_DIRECTIONS_. Copy out the entries below in full and exactly.
· · · · ·
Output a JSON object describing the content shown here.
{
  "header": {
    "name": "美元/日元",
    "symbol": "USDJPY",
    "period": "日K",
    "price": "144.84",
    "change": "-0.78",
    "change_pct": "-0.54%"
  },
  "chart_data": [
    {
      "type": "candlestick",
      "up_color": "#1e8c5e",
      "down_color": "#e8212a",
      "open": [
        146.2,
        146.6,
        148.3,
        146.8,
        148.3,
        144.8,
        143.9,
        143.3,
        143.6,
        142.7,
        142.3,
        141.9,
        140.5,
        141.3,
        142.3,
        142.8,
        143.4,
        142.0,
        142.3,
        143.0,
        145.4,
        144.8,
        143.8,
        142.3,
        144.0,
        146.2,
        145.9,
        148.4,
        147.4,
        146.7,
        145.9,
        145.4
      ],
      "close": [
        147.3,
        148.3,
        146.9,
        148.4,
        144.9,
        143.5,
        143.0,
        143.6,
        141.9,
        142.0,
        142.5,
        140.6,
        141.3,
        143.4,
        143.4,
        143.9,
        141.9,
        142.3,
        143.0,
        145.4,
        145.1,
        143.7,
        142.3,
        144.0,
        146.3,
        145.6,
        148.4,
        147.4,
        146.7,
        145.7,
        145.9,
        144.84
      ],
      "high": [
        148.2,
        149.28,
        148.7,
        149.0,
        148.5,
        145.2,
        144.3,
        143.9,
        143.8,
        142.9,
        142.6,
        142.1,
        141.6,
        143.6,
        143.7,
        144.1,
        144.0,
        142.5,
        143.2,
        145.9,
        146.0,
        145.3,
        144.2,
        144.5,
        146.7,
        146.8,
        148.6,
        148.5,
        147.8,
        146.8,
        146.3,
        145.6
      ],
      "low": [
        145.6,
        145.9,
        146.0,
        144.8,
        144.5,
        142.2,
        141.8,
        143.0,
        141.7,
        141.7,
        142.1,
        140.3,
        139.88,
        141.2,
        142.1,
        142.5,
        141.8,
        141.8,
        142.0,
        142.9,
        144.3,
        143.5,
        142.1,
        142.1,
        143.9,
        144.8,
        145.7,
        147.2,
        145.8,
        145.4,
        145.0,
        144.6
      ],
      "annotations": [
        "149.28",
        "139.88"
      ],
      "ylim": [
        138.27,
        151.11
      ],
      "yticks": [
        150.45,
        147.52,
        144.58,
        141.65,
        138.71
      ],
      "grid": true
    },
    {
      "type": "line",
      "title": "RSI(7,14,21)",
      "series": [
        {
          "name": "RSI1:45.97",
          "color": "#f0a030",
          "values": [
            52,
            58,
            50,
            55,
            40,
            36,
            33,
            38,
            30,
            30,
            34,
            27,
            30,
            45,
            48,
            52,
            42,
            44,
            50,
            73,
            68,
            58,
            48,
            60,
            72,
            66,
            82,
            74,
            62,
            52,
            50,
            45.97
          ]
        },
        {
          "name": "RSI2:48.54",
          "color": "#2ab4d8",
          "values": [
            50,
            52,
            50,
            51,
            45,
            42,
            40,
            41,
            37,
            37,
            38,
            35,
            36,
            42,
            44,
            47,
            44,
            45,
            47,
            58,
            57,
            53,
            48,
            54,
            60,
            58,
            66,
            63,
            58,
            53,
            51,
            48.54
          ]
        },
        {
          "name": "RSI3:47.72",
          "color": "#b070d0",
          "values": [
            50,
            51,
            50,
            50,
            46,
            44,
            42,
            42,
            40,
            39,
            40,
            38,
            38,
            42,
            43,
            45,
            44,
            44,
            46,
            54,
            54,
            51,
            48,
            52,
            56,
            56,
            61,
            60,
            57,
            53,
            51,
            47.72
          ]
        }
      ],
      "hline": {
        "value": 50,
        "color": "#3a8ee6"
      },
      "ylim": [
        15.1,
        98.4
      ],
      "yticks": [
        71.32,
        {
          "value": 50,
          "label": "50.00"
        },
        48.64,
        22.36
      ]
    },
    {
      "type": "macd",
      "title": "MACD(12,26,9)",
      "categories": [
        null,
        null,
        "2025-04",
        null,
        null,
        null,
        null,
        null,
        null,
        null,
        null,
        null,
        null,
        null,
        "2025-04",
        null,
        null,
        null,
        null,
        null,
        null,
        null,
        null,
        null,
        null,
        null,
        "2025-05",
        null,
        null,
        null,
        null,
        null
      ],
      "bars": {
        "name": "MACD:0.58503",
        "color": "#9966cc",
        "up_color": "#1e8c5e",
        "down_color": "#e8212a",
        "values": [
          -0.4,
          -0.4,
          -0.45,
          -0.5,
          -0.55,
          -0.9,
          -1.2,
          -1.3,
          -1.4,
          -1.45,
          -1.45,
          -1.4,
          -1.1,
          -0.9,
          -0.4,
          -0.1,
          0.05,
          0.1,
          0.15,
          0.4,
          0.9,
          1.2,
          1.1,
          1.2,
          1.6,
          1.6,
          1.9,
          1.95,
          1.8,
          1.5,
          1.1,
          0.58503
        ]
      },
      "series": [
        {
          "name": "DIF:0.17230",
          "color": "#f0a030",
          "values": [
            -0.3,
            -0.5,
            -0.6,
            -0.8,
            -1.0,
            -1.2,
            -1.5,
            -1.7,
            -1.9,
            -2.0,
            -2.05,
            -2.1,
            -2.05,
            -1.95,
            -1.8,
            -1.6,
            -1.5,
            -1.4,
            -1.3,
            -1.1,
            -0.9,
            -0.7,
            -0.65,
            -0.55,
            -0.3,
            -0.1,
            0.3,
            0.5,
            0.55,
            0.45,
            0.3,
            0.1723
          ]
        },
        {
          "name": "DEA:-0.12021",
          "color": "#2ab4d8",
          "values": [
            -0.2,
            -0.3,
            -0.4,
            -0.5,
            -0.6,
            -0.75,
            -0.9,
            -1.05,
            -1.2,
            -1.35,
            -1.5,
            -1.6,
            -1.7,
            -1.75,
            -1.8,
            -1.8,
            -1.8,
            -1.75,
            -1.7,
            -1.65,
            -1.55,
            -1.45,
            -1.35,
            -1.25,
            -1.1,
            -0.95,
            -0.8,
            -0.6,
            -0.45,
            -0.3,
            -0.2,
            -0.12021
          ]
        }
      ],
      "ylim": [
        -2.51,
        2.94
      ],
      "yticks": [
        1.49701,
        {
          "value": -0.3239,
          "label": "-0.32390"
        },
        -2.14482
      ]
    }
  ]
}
· · · · ·
_COMPLETE OUTPUT_.
Output a JSON object describing the content shown here.
{
  "header": {
    "name": "美元/日元",
    "symbol": "USDJPY",
    "period": "日K",
    "price": "144.84",
    "change": "-0.78",
    "change_pct": "-0.54%"
  },
  "chart_data": [
    {
      "type": "candlestick",
      "up_color": "#1e8c5e",
      "down_color": "#e8212a",
      "open": [
        146.2,
        146.6,
        148.3,
        146.8,
        148.3,
        144.8,
        143.9,
        143.3,
        143.6,
        142.7,
        142.3,
        141.9,
        140.5,
        141.3,
        142.3,
        142.8,
        143.4,
        142.0,
        142.3,
        143.0,
        145.4,
        144.8,
        143.8,
        142.3,
        144.0,
        146.2,
        145.9,
        148.4,
        147.4,
        146.7,
        145.9,
        145.4
      ],
      "close": [
        147.3,
        148.3,
        146.9,
        148.4,
        144.9,
        143.5,
        143.0,
        143.6,
        141.9,
        142.0,
        142.5,
        140.6,
        141.3,
        143.4,
        143.4,
        143.9,
        141.9,
        142.3,
        143.0,
        145.4,
        145.1,
        143.7,
        142.3,
        144.0,
        146.3,
        145.6,
        148.4,
        147.4,
        146.7,
        145.7,
        145.9,
        144.84
      ],
      "high": [
        148.2,
        149.28,
        148.7,
        149.0,
        148.5,
        145.2,
        144.3,
        143.9,
        143.8,
        142.9,
        142.6,
        142.1,
        141.6,
        143.6,
        143.7,
        144.1,
        144.0,
        142.5,
        143.2,
        145.9,
        146.0,
        145.3,
        144.2,
        144.5,
        146.7,
        146.8,
        148.6,
        148.5,
        147.8,
        146.8,
        146.3,
        145.6
      ],
      "low": [
        145.6,
        145.9,
        146.0,
        144.8,
        144.5,
        142.2,
        141.8,
        143.0,
        141.7,
        141.7,
        142.1,
        140.3,
        139.88,
        141.2,
        142.1,
        142.5,
        141.8,
        141.8,
        142.0,
        142.9,
        144.3,
        143.5,
        142.1,
        142.1,
        143.9,
        144.8,
        145.7,
        147.2,
        145.8,
        145.4,
        145.0,
        144.6
      ],
      "annotations": [
        "149.28",
        "139.88"
      ],
      "ylim": [
        138.27,
        151.11
      ],
      "yticks": [
        150.45,
        147.52,
        144.58,
        141.65,
        138.71
      ],
      "grid": true
    },
    {
      "type": "line",
      "title": "RSI(7,14,21)",
      "series": [
        {
          "name": "RSI1:45.97",
          "color": "#f0a030",
          "values": [
            52,
            58,
            50,
            55,
            40,
            36,
            33,
            38,
            30,
            30,
            34,
            27,
            30,
            45,
            48,
            52,
            42,
            44,
            50,
            73,
            68,
            58,
            48,
            60,
            72,
            66,
            82,
            74,
            62,
            52,
            50,
            45.97
          ]
        },
        {
          "name": "RSI2:48.54",
          "color": "#2ab4d8",
          "values": [
            50,
            52,
            50,
            51,
            45,
            42,
            40,
            41,
            37,
            37,
            38,
            35,
            36,
            42,
            44,
            47,
            44,
            45,
            47,
            58,
            57,
            53,
            48,
            54,
            60,
            58,
            66,
            63,
            58,
            53,
            51,
            48.54
          ]
        },
        {
          "name": "RSI3:47.72",
          "color": "#b070d0",
          "values": [
            50,
            51,
            50,
            50,
            46,
            44,
            42,
            42,
            40,
            39,
            40,
            38,
            38,
            42,
            43,
            45,
            44,
            44,
            46,
            54,
            54,
            51,
            48,
            52,
            56,
            56,
            61,
            60,
            57,
            53,
            51,
            47.72
          ]
        }
      ],
      "hline": {
        "value": 50,
        "color": "#3a8ee6"
      },
      "ylim": [
        15.1,
        98.4
      ],
      "yticks": [
        71.32,
        {
          "value": 50,
          "label": "50.00"
        },
        48.64,
        22.36
      ]
    },
    {
      "type": "macd",
      "title": "MACD(12,26,9)",
      "categories": [
        null,
        null,
        "2025-04",
        null,
        null,
        null,
        null,
        null,
        null,
        null,
        null,
        null,
        null,
        null,
        "2025-04",
        null,
        null,
        null,
        null,
        null,
        null,
        null,
        null,
        null,
        null,
        null,
        "2025-05",
        null,
        null,
        null,
        null,
        null
      ],
      "bars": {
        "name": "MACD:0.58503",
        "color": "#9966cc",
        "up_color": "#1e8c5e",
        "down_color": "#e8212a",
        "values": [
          -0.4,
          -0.4,
          -0.45,
          -0.5,
          -0.55,
          -0.9,
          -1.2,
          -1.3,
          -1.4,
          -1.45,
          -1.45,
          -1.4,
          -1.1,
          -0.9,
          -0.4,
          -0.1,
          0.05,
          0.1,
          0.15,
          0.4,
          0.9,
          1.2,
          1.1,
          1.2,
          1.6,
          1.6,
          1.9,
          1.95,
          1.8,
          1.5,
          1.1,
          0.58503
        ]
      },
      "series": [
        {
          "name": "DIF:0.17230",
          "color": "#f0a030",
          "values": [
            -0.3,
            -0.5,
            -0.6,
            -0.8,
            -1.0,
            -1.2,
            -1.5,
            -1.7,
            -1.9,
            -2.0,
            -2.05,
            -2.1,
            -2.05,
            -1.95,
            -1.8,
            -1.6,
            -1.5,
            -1.4,
            -1.3,
            -1.1,
            -0.9,
            -0.7,
            -0.65,
            -0.55,
            -0.3,
            -0.1,
            0.3,
            0.5,
            0.55,
            0.45,
            0.3,
            0.1723
          ]
        },
        {
          "name": "DEA:-0.12021",
          "color": "#2ab4d8",
          "values": [
            -0.2,
            -0.3,
            -0.4,
            -0.5,
            -0.6,
            -0.75,
            -0.9,
            -1.05,
            -1.2,
            -1.35,
            -1.5,
            -1.6,
            -1.7,
            -1.75,
            -1.8,
            -1.8,
            -1.8,
            -1.75,
            -1.7,
            -1.65,
            -1.55,
            -1.45,
            -1.35,
            -1.25,
            -1.1,
            -0.95,
            -0.8,
            -0.6,
            -0.45,
            -0.3,
            -0.2,
            -0.12021
          ]
        }
      ],
      "ylim": [
        -2.51,
        2.94
      ],
      "yticks": [
        1.49701,
        {
          "value": -0.3239,
          "label": "-0.32390"
        },
        -2.14482
      ]
    }
  ]
}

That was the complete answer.